### EXTRACTED ENTRIES
++++++++++
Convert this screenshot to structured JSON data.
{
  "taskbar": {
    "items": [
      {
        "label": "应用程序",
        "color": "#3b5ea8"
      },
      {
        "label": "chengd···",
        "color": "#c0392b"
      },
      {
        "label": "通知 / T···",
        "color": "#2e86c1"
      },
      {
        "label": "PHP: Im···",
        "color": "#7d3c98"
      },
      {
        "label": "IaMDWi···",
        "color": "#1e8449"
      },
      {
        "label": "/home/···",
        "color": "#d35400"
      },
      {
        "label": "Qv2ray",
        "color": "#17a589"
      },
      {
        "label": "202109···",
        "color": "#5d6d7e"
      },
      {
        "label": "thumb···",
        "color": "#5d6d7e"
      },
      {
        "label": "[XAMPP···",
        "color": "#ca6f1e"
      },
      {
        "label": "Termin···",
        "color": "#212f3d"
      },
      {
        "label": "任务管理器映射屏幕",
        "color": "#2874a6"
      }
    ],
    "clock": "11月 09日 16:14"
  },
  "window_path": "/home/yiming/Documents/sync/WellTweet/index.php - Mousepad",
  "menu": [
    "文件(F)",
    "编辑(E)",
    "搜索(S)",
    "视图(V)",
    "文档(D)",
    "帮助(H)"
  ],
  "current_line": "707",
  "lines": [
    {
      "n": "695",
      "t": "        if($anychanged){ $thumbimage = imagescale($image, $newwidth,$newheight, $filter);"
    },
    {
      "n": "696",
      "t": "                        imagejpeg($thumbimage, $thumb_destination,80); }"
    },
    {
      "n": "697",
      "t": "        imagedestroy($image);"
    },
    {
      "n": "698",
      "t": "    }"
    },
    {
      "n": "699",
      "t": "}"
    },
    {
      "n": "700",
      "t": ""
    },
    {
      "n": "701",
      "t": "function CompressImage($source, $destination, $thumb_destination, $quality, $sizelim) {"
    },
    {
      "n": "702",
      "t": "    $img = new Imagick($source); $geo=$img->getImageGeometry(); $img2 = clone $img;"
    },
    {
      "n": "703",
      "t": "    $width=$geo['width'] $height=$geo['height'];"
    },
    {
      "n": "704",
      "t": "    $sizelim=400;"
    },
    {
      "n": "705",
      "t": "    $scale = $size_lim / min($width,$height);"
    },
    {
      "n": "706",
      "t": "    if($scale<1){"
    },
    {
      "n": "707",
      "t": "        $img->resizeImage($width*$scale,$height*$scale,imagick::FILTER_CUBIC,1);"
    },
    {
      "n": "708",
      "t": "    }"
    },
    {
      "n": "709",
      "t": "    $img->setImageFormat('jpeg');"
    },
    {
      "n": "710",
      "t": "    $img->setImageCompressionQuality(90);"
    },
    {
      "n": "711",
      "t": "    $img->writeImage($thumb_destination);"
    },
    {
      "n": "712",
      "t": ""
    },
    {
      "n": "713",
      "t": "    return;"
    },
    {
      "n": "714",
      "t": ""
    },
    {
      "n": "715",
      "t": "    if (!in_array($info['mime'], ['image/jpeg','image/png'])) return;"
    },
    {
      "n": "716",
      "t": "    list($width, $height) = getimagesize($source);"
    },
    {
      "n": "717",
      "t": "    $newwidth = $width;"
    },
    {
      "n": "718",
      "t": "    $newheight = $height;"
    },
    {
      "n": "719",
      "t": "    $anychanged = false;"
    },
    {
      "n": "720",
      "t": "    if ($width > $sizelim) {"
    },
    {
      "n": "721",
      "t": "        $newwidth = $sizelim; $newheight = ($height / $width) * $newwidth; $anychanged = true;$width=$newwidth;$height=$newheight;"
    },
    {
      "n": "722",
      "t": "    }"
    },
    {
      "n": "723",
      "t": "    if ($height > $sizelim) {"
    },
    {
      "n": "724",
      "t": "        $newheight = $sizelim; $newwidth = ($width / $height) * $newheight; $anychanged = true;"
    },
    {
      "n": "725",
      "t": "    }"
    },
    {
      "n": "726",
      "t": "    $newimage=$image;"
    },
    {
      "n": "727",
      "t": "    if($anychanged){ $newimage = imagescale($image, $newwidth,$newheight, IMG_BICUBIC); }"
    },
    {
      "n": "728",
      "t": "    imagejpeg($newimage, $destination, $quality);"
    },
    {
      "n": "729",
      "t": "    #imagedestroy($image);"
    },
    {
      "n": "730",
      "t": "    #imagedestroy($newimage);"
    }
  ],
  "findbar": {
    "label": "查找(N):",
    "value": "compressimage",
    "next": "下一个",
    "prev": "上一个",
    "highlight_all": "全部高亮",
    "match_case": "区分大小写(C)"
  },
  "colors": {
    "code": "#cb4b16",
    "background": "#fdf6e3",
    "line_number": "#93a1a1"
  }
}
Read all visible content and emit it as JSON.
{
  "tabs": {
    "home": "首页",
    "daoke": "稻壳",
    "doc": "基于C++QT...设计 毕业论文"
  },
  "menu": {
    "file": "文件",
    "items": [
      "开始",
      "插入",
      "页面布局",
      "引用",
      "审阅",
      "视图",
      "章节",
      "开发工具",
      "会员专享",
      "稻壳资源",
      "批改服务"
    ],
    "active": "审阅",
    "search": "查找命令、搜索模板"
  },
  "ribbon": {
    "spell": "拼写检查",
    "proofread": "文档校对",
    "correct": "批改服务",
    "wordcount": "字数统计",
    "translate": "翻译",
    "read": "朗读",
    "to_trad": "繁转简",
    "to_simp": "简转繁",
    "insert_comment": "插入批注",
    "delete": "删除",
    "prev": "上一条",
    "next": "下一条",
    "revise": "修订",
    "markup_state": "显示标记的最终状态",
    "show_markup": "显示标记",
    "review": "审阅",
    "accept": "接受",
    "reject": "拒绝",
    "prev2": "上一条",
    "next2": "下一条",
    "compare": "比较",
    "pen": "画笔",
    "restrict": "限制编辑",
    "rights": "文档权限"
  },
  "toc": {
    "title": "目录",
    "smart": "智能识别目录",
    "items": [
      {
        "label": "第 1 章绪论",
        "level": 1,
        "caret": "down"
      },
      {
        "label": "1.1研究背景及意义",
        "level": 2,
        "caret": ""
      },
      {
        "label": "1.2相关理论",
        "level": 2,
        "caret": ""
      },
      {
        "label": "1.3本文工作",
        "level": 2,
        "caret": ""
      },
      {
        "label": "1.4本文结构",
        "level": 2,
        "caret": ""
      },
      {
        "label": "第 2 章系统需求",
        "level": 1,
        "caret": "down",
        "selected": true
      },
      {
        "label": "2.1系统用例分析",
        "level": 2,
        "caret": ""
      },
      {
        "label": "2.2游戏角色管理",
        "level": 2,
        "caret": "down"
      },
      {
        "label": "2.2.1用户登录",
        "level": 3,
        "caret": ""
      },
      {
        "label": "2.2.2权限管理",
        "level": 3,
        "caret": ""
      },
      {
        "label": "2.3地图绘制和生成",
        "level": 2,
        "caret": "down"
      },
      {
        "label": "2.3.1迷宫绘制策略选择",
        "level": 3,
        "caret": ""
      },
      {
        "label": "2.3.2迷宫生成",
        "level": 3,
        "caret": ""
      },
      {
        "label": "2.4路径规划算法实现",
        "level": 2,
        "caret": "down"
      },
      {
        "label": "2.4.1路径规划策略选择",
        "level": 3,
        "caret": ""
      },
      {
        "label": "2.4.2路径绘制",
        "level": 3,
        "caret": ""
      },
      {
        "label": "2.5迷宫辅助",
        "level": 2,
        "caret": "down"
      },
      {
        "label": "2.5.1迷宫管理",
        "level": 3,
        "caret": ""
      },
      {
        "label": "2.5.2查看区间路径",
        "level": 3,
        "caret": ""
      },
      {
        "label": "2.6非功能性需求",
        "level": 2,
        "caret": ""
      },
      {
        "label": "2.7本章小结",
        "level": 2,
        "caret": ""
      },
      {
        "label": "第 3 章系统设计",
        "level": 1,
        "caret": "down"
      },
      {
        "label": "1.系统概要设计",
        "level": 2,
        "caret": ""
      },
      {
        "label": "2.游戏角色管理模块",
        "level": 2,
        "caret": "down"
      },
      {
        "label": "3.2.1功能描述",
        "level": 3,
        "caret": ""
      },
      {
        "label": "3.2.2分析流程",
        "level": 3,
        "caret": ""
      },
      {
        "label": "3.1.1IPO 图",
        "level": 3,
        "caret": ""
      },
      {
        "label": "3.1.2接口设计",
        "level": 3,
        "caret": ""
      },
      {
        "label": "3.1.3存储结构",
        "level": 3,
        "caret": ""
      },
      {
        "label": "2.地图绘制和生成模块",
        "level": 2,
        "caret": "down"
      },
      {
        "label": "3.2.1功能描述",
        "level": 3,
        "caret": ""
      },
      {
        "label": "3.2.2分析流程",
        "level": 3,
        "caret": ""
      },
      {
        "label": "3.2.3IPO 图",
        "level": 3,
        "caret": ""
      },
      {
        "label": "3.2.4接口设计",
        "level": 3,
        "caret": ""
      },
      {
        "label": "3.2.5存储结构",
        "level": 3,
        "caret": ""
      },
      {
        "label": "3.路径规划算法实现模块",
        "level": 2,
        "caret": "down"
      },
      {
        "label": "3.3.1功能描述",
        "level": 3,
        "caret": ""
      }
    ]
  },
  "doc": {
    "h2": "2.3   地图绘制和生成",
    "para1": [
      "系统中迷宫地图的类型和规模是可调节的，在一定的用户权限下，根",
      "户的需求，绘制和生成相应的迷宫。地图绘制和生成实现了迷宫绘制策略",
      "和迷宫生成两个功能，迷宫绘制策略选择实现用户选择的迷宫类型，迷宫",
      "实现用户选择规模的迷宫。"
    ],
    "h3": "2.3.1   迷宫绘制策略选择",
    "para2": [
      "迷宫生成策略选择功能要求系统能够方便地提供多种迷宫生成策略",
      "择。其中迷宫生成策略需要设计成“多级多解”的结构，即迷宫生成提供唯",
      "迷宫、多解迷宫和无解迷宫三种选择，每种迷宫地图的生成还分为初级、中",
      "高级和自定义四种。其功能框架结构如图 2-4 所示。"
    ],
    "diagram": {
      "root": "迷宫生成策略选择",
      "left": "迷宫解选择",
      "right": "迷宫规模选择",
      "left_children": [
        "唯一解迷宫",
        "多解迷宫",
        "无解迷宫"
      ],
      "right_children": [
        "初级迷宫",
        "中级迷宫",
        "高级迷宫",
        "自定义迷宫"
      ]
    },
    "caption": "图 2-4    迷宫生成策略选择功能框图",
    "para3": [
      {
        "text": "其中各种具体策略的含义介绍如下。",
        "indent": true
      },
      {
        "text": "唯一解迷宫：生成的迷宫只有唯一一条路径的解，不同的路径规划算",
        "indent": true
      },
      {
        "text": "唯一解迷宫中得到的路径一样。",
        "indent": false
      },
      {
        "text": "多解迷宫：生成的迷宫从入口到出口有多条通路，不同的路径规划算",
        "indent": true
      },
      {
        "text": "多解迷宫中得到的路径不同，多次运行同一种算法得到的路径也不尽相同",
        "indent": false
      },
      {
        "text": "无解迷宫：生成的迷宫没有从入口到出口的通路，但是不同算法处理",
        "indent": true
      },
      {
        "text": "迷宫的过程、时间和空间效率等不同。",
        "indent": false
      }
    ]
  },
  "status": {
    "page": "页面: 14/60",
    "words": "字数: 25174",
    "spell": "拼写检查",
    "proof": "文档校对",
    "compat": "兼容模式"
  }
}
++++++++++
### WHAT YOU HAVE TO DO
Count the lines in the material above where the string "anychanged" appears, then state only that count.

### SOLUTION TO THIS TASK
5